→ EXERCISE GOAL
Scan the records and identify every line in which the string "text" occurs, then return those lines.
■ ■ ■
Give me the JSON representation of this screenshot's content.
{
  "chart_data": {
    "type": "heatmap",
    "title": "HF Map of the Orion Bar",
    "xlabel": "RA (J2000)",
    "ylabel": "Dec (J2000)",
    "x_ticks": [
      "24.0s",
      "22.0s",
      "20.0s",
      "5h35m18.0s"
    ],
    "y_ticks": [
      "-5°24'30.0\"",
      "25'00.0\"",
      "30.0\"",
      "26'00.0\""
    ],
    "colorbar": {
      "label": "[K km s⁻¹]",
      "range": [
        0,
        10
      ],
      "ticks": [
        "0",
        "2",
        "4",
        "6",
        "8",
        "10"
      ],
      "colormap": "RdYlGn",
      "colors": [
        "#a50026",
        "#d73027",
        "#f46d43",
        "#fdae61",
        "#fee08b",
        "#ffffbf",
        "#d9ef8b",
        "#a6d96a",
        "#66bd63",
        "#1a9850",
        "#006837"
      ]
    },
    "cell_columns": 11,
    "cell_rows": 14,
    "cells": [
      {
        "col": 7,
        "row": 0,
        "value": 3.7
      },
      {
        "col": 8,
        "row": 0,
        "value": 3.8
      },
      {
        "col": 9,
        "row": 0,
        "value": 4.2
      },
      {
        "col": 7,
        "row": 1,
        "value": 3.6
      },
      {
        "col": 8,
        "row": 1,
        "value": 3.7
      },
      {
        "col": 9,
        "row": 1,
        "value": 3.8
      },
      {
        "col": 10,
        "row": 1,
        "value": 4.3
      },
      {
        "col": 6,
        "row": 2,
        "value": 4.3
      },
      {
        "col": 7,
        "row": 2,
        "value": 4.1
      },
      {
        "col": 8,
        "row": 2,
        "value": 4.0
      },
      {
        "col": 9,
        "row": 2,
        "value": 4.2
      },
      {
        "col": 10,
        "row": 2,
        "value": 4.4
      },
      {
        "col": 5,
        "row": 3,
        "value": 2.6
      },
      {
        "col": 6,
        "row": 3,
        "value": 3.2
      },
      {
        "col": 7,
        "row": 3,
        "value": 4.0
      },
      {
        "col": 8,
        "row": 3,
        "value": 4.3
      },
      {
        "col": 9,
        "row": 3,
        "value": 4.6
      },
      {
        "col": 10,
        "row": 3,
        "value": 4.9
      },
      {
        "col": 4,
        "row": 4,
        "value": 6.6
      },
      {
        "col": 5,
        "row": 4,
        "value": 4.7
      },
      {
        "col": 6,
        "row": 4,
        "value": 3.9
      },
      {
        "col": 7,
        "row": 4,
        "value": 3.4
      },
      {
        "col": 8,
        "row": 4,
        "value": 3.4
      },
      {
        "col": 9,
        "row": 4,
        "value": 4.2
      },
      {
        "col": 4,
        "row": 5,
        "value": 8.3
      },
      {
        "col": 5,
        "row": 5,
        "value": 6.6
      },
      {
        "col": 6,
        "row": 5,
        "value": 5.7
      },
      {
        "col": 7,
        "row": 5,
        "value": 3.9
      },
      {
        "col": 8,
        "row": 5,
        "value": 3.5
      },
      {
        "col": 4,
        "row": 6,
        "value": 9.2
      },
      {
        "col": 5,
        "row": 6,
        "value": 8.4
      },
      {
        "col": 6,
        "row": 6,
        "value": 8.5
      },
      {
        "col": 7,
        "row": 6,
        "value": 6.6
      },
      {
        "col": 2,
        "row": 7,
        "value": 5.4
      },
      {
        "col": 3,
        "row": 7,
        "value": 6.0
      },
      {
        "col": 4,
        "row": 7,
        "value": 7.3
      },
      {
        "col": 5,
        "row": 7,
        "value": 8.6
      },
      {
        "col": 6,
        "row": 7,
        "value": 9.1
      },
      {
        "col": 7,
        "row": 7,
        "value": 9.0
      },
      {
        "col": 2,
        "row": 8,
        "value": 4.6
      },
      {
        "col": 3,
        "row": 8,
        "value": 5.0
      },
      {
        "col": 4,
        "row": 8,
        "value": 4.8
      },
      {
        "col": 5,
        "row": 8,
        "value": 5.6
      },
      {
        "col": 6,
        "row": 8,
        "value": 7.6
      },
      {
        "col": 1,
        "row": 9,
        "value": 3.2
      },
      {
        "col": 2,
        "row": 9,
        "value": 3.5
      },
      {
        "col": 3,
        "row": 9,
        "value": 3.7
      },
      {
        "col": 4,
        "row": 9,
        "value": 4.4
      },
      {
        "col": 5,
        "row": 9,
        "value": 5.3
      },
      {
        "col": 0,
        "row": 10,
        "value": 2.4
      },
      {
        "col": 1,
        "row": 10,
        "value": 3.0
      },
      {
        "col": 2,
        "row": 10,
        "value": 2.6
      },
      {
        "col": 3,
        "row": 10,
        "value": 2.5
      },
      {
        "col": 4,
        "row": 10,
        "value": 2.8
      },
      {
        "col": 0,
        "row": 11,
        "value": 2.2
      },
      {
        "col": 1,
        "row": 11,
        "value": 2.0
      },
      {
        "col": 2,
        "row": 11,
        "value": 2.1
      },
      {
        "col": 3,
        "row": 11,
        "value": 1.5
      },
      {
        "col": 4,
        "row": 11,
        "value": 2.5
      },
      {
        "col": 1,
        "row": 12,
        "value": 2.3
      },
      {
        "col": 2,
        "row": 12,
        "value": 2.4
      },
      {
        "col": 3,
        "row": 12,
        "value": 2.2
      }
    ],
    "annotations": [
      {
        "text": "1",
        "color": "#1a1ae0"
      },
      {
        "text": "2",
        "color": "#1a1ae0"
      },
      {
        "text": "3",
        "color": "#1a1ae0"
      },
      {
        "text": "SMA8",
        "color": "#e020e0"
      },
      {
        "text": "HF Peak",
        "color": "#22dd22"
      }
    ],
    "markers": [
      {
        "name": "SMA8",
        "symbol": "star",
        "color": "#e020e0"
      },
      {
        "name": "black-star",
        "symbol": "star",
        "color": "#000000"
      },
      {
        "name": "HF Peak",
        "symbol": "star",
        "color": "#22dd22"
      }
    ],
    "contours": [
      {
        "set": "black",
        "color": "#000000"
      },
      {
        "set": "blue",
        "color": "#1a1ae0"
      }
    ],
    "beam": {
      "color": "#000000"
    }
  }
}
■ ■ ■
→ SOLUTION TO THE PROBLEM
        "text": "1",
        "text": "2",
        "text": "3",
        "text": "SMA8",
        "text": "HF Peak",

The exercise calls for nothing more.